▶ Task to complete
Quote, verbatim, all material below, without pictures.

▶ Provided material
>>>>
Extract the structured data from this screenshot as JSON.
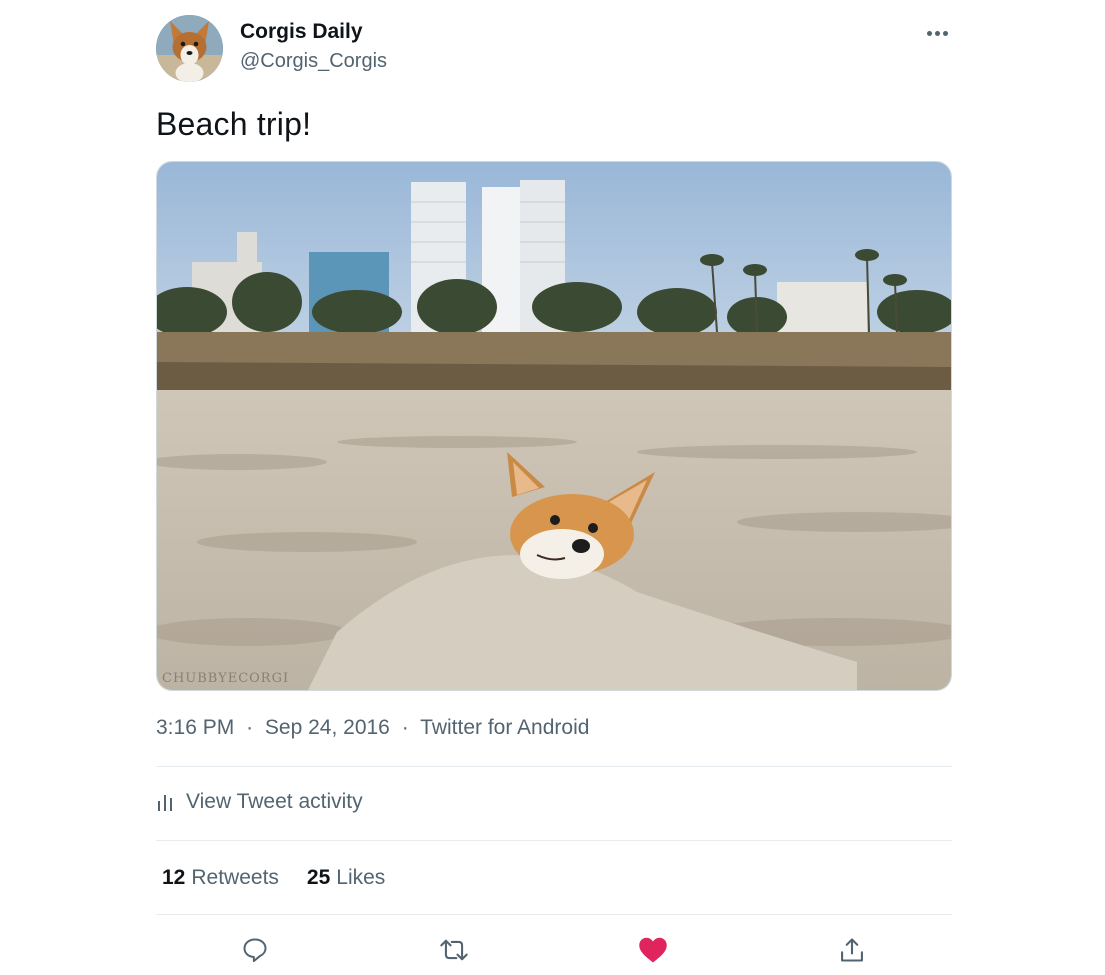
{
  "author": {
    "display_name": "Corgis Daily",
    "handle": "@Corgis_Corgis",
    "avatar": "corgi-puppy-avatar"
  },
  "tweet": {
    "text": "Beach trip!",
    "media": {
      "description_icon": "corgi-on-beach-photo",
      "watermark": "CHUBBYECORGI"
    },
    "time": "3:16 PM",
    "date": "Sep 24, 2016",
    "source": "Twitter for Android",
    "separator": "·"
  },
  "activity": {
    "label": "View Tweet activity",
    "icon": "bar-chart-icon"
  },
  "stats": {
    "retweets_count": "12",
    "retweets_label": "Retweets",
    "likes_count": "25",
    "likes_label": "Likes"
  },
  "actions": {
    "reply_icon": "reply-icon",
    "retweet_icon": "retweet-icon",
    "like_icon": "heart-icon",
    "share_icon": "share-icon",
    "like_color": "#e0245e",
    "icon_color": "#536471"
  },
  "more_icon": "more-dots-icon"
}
<<<<
▶ Correct result
Extract the structured data from this screenshot as JSON.
{
  "author": {
    "display_name": "Corgis Daily",
    "handle": "@Corgis_Corgis",
    "avatar": "corgi-puppy-avatar"
  },
  "tweet": {
    "text": "Beach trip!",
    "media": {
      "description_icon": "corgi-on-beach-photo",
      "watermark": "CHUBBYECORGI"
    },
    "time": "3:16 PM",
    "date": "Sep 24, 2016",
    "source": "Twitter for Android",
    "separator": "·"
  },
  "activity": {
    "label": "View Tweet activity",
    "icon": "bar-chart-icon"
  },
  "stats": {
    "retweets_count": "12",
    "retweets_label": "Retweets",
    "likes_count": "25",
    "likes_label": "Likes"
  },
  "actions": {
    "reply_icon": "reply-icon",
    "retweet_icon": "retweet-icon",
    "like_icon": "heart-icon",
    "share_icon": "share-icon",
    "like_color": "#e0245e",
    "icon_color": "#536471"
  },
  "more_icon": "more-dots-icon"
}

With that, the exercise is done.